Teks yang Disediakan
____
DAMPAK KENAIKAN DOLAR DAN UPAYA YANG DILAKUKAN AGAR
DOLAR KEMBALI STABIL
Dalam beberapa pekan belangan ini, nilai
tukar rupiah mengalami depresiasi yang cukup signifikan terhadap dollar hingga mendekati Rp 15.000 per dollar. Disamping itu, pelemahan nilai tukar tersebut juga dialami oleh beberapa mata uang Asia seperti Rupee (India),
Ringgit (Malaysia) dan Peso (Filipina) dengan tingkat pelemahan yang bervariasi.
Sebagaimana diketahui, nilai mata uang suatu negara terhadap
dollar US akan merosot jika penawaran (penjualan) mata uang tersebut meningkat.
Sebaliknya, permintaan yang tinggi terhadap mata uang tersebut membuat nilainya
meningkat.
Dampak
dari pelemahan nilai tukar rupiah menyebabkan harga barang-barang impor menjadi
lebih mahal. Barang konsumsi seperti pangan dan elektronik misalnya, mengalami
kenaikan harga yang signifikan. Beban industri yang bergantung pada bahan baku
dan barang modal impor seperti industri farmasi dan tekstil, juga semakin
berat. Agar tetap untung mereka terpaksa menaikkan harga jual produk mereka.
Inilah yang disebut dengan imported inflation,
inflasi yang disebabkan oleh kenaikan harga barang impor.
Bukan
itu saja, pelemahan Rupiah juga berimbas pada peningkatan beban utang luar
negeri baik swasta maupun pemerintah. Di sisi lain, nilai inflasi yang
meningkat pasca penaikan BBM oleh Pemerintah membuat investor khususnya di
sektor finansial cenderung khawatir akan kondisi makro ekonomi Indonesia.
Tingginya ekspektasi inflasi tersebut membuat suku bunga (yield) obligasi pemerintah naik tajam. untuk
obligasi tenor 10 tahun misalnya, naik hingga tiga persen dalam dua bulan
terakhir. Akibatnya, beban APBN semakin berat akibat sebagian besar pembiayaan
defisit ditutupi dengan utang khususnya melalui penerbitan obligasi.
Faktor
lain yang membuat rupiah terus tertekan adalah neraca perdagangan yang
terus mengalami defisit dalam beberapa kuartal terakhir. Salah satu penyumbang
defisit tersebut, adalah nilai impor minyak mentah dan BBM jauh melampaui
ekspor komoditas tersebut. Konsumsi minyak domestik yang terus melejit, tidak
diimbagi dengan peningkatan kapasitas produksi baik lifting maupun pengilangan.
____
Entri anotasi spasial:
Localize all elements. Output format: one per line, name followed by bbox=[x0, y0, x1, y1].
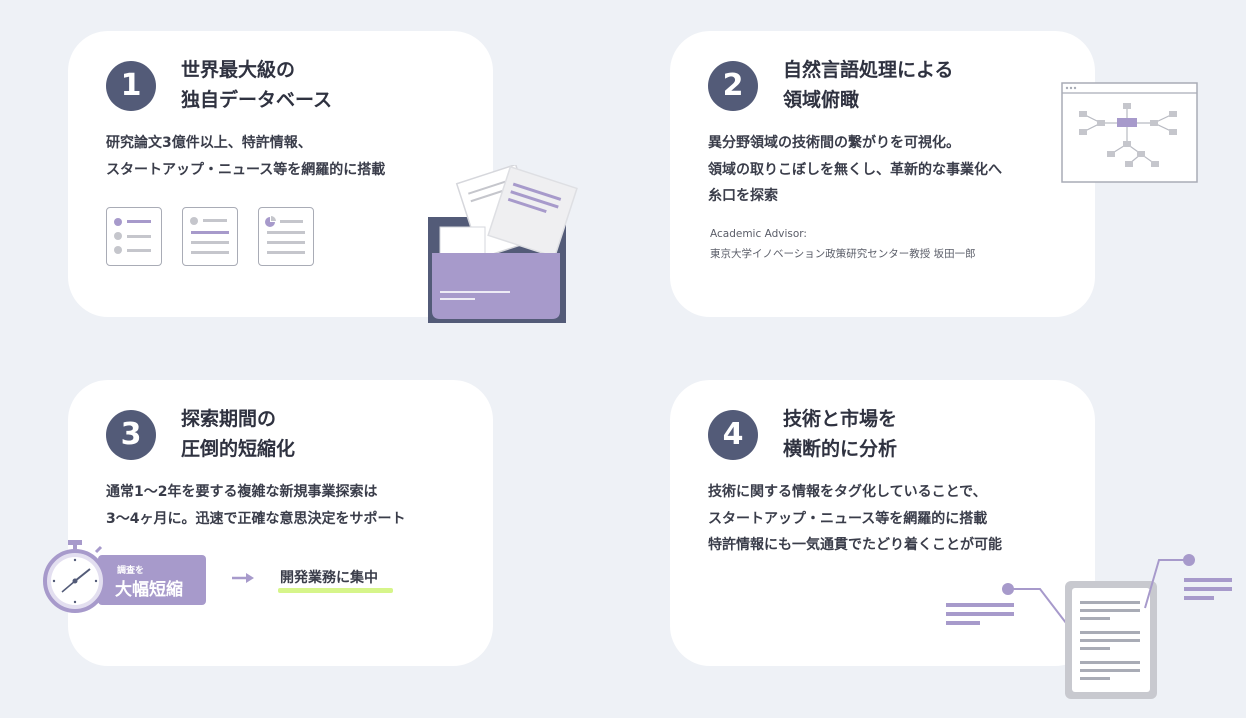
feature-title-line: 領域俯瞰 bbox=[783, 89, 860, 111]
description-line: 3〜4ヶ月に。迅速で正確な意思決定をサポート bbox=[106, 510, 406, 527]
feature-number-badge: 2 bbox=[708, 61, 758, 111]
highlight-underline bbox=[278, 588, 393, 593]
feature-title-line: 自然言語処理による bbox=[783, 59, 954, 81]
feature-title-line: 技術と市場を bbox=[783, 408, 898, 430]
document-chart-icon bbox=[258, 207, 314, 266]
document-list-icon bbox=[106, 207, 162, 266]
advisor-label: Academic Advisor: bbox=[710, 228, 807, 240]
description-line: 研究論文3億件以上、特許情報、 bbox=[106, 135, 312, 151]
feature-description: 技術に関する情報をタグ化していることで、 スタートアップ・ニュース等を網羅的に搭… bbox=[708, 479, 1002, 559]
feature-card-nlp: 2 自然言語処理による 領域俯瞰 異分野領域の技術間の繋がりを可視化。 領域の取… bbox=[670, 31, 1095, 317]
academic-advisor: Academic Advisor: 東京大学イノベーション政策研究センター教授 … bbox=[710, 224, 976, 264]
description-line: 通常1〜2年を要する複雑な新規事業探索は bbox=[106, 484, 378, 500]
feature-title: 技術と市場を 横断的に分析 bbox=[783, 404, 897, 464]
feature-description: 通常1〜2年を要する複雑な新規事業探索は 3〜4ヶ月に。迅速で正確な意思決定をサ… bbox=[106, 479, 405, 532]
badge-label: 大幅短縮 bbox=[115, 580, 183, 600]
feature-number-badge: 3 bbox=[106, 410, 156, 460]
description-line: スタートアップ・ニュース等を網羅的に搭載 bbox=[106, 161, 386, 178]
feature-title-line: 世界最大級の bbox=[181, 59, 296, 81]
shortening-badge: 調査を 大幅短縮 bbox=[98, 555, 206, 605]
advisor-name: 東京大学イノベーション政策研究センター教授 坂田一郎 bbox=[710, 248, 976, 260]
stopwatch-icon bbox=[43, 540, 107, 613]
feature-title-line: 横断的に分析 bbox=[783, 438, 898, 460]
feature-number-badge: 1 bbox=[106, 61, 156, 111]
document-lines-icon bbox=[182, 207, 238, 266]
feature-card-speed: 3 探索期間の 圧倒的短縮化 通常1〜2年を要する複雑な新規事業探索は 3〜4ヶ… bbox=[68, 380, 493, 666]
description-line: 糸口を探索 bbox=[708, 188, 778, 204]
feature-description: 異分野領域の技術間の繋がりを可視化。 領域の取りこぼしを無くし、革新的な事業化へ… bbox=[708, 130, 1002, 210]
feature-title: 世界最大級の 独自データベース bbox=[181, 55, 332, 115]
folder-icon bbox=[428, 165, 578, 323]
feature-title: 自然言語処理による 領域俯瞰 bbox=[783, 55, 953, 115]
feature-description: 研究論文3億件以上、特許情報、 スタートアップ・ニュース等を網羅的に搭載 bbox=[106, 130, 385, 183]
description-line: 領域の取りこぼしを無くし、革新的な事業化へ bbox=[708, 161, 1002, 178]
feature-title-line: 独自データベース bbox=[181, 89, 333, 111]
description-line: 異分野領域の技術間の繋がりを可視化。 bbox=[708, 135, 960, 151]
feature-title-line: 探索期間の bbox=[181, 408, 277, 430]
description-line: 技術に関する情報をタグ化していることで、 bbox=[708, 484, 987, 500]
focus-label: 開発業務に集中 bbox=[280, 570, 378, 586]
document-tag-icon bbox=[946, 554, 1232, 699]
arrow-right-icon bbox=[232, 573, 254, 583]
feature-title-line: 圧倒的短縮化 bbox=[181, 438, 296, 460]
description-line: スタートアップ・ニュース等を網羅的に搭載 bbox=[708, 510, 988, 527]
network-diagram-icon bbox=[1061, 82, 1198, 183]
feature-title: 探索期間の 圧倒的短縮化 bbox=[181, 404, 295, 464]
feature-number-badge: 4 bbox=[708, 410, 758, 460]
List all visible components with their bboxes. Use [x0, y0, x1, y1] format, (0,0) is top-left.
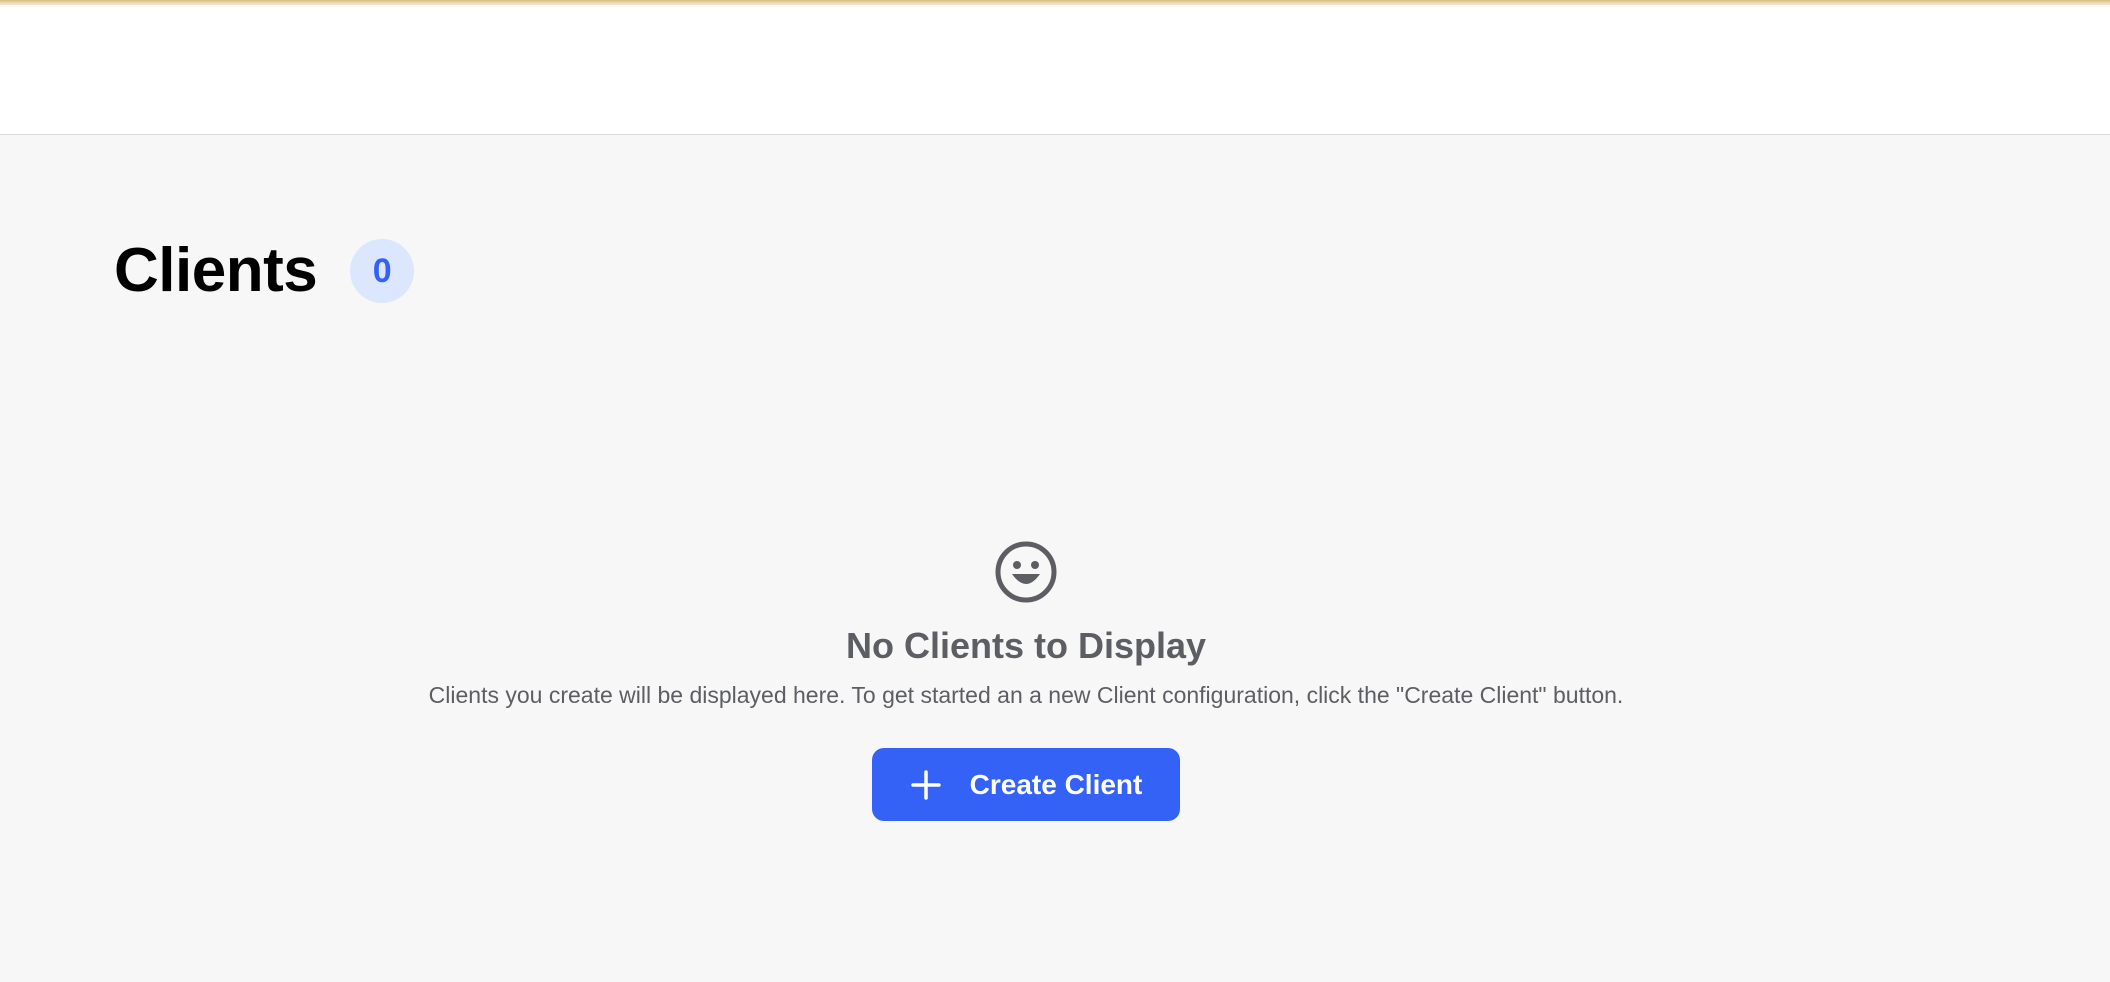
____
Tugas Wajib
1 > Ringkas paragraf dalam teks tentang nilai tukar rupiah yang diawali kata "Dampak dari pelemahan nilai tukar rupiah" menjadi daftar poin dengan tetap memuat fakta utamanya.
2 > Tampilkan bagian teks tentang nilai tukar rupiah di antara "Sebaliknya, permintaan yang" dan "jual produk mereka.", termasuk kedua batas tersebut, tanpa perubahan sedikit pun.
Entri di atas tidak diperlukan untuk mengerjakan apa pun.

Pembahasan Jawaban
1 >
- Pelemahan nilai tukar rupiah membuat harga barang impor menjadi lebih mahal.
- Harga barang konsumsi seperti pangan dan elektronik naik secara signifikan.
- Industri yang bergantung pada bahan baku dan barang modal impor, seperti industri farmasi dan tekstil, menanggung beban yang semakin berat.
- Agar tetap untung, industri tersebut terpaksa menaikkan harga jual produknya.
- Gejala ini disebut imported inflation, yaitu inflasi yang disebabkan oleh kenaikan harga barang impor.

2 >
Sebaliknya, permintaan yang tinggi terhadap mata uang tersebut membuat nilainya
meningkat.
Dampak
dari pelemahan nilai tukar rupiah menyebabkan harga barang-barang impor menjadi
lebih mahal. Barang konsumsi seperti pangan dan elektronik misalnya, mengalami
kenaikan harga yang signifikan. Beban industri yang bergantung pada bahan baku
dan barang modal impor seperti industri farmasi dan tekstil, juga semakin
berat. Agar tetap untung mereka terpaksa menaikkan harga jual produk mereka.